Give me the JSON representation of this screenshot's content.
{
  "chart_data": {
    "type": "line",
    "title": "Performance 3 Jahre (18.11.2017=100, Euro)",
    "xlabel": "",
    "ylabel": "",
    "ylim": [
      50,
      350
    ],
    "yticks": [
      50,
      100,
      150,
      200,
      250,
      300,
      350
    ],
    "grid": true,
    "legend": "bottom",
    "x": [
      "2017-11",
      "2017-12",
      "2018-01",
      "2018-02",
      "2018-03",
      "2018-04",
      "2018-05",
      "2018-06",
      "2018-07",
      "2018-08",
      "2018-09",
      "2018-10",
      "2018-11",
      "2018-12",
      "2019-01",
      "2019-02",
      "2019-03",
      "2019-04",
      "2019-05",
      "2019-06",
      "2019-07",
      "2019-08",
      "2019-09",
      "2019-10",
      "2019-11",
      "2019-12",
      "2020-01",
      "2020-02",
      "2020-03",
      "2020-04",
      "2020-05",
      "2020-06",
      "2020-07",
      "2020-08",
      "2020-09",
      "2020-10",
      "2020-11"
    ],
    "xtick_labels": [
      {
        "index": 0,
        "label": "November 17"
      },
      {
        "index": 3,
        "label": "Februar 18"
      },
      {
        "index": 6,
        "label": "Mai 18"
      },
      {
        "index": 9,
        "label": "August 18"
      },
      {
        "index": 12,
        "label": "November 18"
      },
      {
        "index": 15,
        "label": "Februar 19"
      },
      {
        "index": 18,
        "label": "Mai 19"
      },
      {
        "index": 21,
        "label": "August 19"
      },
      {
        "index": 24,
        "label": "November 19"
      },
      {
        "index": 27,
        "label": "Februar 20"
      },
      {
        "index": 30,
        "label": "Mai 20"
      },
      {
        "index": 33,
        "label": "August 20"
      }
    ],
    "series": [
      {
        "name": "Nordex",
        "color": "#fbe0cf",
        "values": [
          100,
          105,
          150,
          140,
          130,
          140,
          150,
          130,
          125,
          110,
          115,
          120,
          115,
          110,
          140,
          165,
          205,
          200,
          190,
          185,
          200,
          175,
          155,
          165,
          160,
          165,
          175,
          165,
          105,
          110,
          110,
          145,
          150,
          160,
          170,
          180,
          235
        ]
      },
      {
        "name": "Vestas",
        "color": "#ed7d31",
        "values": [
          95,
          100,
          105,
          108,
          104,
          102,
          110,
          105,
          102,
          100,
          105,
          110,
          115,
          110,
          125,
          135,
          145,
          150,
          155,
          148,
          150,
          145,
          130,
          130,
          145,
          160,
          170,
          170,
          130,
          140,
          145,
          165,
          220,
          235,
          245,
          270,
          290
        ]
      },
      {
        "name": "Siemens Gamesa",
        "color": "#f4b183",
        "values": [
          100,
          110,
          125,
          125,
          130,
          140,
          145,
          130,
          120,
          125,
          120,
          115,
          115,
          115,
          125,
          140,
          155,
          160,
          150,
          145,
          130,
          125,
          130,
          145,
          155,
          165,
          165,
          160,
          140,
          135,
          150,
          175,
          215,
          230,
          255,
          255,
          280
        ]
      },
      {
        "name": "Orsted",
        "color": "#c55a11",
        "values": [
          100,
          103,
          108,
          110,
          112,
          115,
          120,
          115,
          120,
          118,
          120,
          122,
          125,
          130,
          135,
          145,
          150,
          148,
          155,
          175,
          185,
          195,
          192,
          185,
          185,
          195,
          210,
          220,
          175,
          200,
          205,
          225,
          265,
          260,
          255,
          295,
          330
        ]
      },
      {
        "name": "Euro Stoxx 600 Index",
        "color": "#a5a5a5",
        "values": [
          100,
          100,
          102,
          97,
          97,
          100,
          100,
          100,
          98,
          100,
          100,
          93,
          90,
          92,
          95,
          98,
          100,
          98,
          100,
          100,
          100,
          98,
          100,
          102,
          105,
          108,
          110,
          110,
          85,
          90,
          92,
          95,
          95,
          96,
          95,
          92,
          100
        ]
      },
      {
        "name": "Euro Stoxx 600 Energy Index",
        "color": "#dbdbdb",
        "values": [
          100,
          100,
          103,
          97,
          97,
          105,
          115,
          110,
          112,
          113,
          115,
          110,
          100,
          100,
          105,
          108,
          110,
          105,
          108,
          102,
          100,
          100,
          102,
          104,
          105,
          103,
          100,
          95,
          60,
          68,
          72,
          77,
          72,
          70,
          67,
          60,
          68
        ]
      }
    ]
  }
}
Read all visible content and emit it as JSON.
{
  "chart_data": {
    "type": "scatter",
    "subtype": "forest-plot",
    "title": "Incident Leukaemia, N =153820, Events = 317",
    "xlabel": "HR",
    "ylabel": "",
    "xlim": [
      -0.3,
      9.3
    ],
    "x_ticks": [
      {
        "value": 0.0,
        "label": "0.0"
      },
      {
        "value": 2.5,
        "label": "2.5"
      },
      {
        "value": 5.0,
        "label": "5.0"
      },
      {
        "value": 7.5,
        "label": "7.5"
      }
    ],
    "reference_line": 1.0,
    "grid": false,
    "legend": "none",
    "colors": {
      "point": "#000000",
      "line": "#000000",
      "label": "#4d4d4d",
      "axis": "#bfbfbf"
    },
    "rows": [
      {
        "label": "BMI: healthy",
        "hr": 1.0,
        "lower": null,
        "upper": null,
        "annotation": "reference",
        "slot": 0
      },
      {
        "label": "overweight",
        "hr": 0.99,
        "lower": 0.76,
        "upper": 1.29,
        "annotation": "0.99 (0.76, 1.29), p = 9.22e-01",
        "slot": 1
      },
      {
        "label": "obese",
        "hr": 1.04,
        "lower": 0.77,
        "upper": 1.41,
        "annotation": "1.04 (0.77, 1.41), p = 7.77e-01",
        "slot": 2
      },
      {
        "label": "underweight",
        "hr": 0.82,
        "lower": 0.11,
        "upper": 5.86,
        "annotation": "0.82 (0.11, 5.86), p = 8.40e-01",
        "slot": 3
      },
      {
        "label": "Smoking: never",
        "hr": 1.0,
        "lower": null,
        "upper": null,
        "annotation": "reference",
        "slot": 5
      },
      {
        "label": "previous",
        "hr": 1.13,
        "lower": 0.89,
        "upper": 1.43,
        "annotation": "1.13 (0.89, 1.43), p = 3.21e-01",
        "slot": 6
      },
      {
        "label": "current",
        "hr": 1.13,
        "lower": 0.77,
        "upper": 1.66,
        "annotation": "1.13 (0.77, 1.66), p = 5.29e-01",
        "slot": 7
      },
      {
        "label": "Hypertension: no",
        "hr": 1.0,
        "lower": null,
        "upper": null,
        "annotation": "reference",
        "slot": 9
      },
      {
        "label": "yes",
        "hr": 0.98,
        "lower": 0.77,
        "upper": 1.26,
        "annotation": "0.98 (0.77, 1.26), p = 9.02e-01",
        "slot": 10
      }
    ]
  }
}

### SET PROBLEM
Copy each line of the records that contains the word "August".

### THE OUTPUT
        "label": "August 18"
        "label": "August 19"
        "label": "August 20"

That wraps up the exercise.